* START Raw records *

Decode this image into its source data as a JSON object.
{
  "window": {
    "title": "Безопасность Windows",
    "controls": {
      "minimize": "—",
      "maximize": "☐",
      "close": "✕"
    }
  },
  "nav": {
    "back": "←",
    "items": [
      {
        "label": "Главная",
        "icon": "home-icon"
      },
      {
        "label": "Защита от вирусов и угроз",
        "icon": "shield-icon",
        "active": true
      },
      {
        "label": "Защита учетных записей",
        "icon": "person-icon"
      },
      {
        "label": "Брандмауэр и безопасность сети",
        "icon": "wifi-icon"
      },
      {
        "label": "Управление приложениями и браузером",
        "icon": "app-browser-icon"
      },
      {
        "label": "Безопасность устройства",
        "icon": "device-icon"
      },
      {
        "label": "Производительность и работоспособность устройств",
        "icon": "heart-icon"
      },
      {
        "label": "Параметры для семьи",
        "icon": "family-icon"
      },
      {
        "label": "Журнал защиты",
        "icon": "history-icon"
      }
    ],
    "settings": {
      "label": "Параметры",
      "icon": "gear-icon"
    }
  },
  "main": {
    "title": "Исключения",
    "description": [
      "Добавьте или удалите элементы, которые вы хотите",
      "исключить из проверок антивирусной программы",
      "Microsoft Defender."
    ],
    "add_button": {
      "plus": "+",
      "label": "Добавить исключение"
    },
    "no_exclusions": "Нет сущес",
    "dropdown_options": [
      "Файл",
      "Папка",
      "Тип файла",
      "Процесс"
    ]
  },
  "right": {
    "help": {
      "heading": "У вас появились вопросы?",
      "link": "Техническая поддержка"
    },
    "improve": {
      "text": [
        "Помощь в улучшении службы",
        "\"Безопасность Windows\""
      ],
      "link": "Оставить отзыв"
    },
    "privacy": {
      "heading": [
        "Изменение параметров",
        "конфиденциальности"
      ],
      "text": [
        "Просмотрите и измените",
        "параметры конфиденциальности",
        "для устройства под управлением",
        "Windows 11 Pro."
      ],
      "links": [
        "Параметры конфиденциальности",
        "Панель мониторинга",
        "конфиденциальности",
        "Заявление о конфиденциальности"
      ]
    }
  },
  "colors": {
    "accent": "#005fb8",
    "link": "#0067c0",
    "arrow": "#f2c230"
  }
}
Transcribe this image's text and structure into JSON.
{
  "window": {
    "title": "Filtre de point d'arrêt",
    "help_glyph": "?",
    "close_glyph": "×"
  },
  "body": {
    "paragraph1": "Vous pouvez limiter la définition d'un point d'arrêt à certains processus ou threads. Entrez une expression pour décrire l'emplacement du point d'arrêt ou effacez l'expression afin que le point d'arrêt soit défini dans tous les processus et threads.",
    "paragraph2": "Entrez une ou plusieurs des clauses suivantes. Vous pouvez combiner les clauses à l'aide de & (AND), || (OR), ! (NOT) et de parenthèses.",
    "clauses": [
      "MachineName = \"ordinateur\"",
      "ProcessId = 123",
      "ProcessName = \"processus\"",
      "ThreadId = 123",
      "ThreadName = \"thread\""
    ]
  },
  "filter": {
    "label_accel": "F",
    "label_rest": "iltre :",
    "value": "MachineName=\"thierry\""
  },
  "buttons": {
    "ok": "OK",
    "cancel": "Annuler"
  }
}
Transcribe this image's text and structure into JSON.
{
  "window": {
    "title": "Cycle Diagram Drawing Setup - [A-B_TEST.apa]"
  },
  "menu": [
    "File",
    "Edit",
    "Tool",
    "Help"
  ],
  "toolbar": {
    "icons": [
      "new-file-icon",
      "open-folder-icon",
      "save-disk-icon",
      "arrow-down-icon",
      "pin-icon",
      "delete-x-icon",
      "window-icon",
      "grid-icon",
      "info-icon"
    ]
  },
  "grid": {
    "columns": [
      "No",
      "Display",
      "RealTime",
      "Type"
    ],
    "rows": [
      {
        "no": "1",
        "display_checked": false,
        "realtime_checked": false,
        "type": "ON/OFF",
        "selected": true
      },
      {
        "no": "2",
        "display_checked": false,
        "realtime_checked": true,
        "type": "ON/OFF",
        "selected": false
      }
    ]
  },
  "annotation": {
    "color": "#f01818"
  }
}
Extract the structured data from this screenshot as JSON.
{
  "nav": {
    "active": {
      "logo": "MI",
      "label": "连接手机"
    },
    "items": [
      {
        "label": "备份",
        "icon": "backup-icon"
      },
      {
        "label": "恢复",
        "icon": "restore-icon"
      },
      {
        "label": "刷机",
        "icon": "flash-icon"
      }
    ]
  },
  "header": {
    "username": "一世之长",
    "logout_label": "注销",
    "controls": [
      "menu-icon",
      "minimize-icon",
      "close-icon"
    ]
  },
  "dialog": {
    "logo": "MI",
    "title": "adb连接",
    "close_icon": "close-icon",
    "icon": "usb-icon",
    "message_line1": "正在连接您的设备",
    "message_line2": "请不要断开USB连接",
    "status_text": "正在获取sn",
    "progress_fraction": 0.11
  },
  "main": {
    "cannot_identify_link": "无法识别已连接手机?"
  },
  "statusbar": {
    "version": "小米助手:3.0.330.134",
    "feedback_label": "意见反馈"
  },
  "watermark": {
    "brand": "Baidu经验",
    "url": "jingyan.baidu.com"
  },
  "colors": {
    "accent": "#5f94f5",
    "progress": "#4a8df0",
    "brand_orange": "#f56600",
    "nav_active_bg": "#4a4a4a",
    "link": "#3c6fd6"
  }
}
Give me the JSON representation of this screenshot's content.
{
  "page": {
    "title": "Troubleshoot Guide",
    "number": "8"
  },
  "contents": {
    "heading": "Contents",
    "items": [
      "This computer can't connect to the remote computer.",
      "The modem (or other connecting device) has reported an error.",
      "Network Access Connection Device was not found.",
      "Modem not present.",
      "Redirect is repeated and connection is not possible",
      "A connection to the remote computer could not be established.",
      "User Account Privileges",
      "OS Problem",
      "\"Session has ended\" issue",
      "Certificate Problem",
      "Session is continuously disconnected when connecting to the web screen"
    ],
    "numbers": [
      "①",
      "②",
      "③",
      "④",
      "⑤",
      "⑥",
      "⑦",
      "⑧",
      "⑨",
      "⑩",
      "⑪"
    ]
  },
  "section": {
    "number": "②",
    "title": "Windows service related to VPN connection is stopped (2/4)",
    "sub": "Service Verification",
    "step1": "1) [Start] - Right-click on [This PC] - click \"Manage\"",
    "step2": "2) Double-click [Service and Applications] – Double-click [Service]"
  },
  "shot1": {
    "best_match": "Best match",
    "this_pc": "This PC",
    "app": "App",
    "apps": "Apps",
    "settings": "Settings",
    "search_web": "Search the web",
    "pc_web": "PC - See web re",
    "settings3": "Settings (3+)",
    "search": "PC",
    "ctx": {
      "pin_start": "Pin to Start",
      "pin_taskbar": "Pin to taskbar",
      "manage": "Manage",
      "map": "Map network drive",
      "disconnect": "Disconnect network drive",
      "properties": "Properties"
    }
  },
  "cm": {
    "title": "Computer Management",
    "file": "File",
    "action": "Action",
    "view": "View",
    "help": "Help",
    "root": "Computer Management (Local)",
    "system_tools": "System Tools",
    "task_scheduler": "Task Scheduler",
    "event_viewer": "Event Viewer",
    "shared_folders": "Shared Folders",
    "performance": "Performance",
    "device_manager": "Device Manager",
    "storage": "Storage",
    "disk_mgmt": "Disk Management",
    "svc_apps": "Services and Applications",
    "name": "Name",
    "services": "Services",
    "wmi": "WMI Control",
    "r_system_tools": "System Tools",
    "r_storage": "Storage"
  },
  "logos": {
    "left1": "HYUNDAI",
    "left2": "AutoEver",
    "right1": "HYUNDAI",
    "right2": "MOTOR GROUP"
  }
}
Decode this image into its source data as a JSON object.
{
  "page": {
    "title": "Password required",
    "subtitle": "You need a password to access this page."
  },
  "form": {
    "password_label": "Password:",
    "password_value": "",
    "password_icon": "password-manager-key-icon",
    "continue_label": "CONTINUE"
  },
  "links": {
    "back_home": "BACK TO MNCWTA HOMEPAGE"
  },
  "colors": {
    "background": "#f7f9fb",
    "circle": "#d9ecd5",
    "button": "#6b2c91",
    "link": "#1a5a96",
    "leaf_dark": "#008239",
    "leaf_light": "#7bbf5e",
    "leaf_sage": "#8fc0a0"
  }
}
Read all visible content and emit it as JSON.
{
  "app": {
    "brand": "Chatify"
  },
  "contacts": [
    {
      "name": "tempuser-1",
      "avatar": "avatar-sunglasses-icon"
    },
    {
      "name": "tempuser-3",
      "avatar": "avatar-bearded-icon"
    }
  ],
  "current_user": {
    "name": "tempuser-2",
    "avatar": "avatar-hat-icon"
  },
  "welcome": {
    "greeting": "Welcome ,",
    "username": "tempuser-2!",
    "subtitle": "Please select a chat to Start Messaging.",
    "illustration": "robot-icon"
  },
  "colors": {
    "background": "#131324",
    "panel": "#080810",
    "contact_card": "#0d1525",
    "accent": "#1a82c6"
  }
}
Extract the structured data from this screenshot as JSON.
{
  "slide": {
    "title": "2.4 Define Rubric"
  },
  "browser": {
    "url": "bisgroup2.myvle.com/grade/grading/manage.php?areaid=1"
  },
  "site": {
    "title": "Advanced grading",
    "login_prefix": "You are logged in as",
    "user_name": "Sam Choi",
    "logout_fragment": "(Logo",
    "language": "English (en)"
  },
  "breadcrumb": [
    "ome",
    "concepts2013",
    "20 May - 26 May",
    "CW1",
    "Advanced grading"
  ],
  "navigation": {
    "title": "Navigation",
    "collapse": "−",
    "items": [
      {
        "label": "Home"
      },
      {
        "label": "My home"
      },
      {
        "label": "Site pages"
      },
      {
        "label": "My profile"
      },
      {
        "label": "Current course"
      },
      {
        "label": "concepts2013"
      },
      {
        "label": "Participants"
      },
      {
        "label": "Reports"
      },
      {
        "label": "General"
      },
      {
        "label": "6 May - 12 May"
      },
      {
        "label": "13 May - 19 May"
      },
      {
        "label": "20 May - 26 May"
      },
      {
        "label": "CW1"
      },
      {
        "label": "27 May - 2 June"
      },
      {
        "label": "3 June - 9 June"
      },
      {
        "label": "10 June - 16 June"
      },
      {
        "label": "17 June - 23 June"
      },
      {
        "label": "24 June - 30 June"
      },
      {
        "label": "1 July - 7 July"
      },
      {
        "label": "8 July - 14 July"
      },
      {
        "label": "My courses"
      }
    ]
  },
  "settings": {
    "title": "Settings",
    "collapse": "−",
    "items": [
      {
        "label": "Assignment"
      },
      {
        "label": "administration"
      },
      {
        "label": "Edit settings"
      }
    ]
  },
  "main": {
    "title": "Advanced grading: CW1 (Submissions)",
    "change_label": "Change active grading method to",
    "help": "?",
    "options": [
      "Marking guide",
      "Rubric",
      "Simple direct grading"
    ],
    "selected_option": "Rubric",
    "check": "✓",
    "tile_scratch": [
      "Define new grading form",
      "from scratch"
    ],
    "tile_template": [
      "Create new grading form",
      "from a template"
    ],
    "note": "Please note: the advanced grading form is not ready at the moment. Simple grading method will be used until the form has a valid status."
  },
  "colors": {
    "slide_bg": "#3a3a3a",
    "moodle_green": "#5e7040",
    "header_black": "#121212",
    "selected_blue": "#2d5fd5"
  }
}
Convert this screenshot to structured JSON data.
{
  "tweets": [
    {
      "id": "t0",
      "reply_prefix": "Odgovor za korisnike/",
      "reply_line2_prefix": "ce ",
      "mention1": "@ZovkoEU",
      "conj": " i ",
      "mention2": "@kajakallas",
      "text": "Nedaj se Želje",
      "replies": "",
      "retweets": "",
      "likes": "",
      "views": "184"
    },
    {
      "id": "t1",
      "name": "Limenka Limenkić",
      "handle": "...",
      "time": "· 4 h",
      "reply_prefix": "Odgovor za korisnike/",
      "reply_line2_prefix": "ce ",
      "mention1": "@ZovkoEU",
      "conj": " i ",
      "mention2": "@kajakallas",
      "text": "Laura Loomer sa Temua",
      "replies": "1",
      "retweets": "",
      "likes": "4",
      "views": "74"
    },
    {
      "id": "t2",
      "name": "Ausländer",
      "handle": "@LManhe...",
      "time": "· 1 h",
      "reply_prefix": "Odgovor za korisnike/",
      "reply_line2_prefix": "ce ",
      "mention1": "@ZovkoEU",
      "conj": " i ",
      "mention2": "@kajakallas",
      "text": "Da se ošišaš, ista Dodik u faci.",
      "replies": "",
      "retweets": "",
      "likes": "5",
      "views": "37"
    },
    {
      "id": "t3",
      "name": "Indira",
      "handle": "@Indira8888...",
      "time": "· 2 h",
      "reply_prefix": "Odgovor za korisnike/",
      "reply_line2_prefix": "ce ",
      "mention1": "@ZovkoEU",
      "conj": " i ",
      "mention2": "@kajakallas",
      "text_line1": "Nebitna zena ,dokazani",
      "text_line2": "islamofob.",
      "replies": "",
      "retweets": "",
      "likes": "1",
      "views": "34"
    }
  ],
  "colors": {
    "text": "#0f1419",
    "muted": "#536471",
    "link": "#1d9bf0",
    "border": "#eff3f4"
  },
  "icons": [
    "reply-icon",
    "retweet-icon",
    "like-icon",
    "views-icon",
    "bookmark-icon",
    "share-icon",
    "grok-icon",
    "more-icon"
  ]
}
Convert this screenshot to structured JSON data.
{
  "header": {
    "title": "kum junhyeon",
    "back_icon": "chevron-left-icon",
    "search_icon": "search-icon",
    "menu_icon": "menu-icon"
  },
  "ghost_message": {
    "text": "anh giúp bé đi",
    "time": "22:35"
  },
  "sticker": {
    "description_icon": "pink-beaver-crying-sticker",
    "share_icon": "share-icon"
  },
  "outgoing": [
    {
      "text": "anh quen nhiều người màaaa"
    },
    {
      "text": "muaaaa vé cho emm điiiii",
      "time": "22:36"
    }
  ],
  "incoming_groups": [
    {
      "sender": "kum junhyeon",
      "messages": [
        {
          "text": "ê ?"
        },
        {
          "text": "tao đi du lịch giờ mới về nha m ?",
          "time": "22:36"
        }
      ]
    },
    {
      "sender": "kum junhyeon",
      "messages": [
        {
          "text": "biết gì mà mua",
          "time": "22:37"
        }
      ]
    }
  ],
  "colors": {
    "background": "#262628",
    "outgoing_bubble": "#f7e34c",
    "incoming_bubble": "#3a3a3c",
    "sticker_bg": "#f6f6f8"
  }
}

* END Raw records *

▶ **What the task asks**
All lines holding the word "remote" should be picked out and copied.

▶ **Solution below**
      "This computer can't connect to the remote computer.",
      "A connection to the remote computer could not be established.",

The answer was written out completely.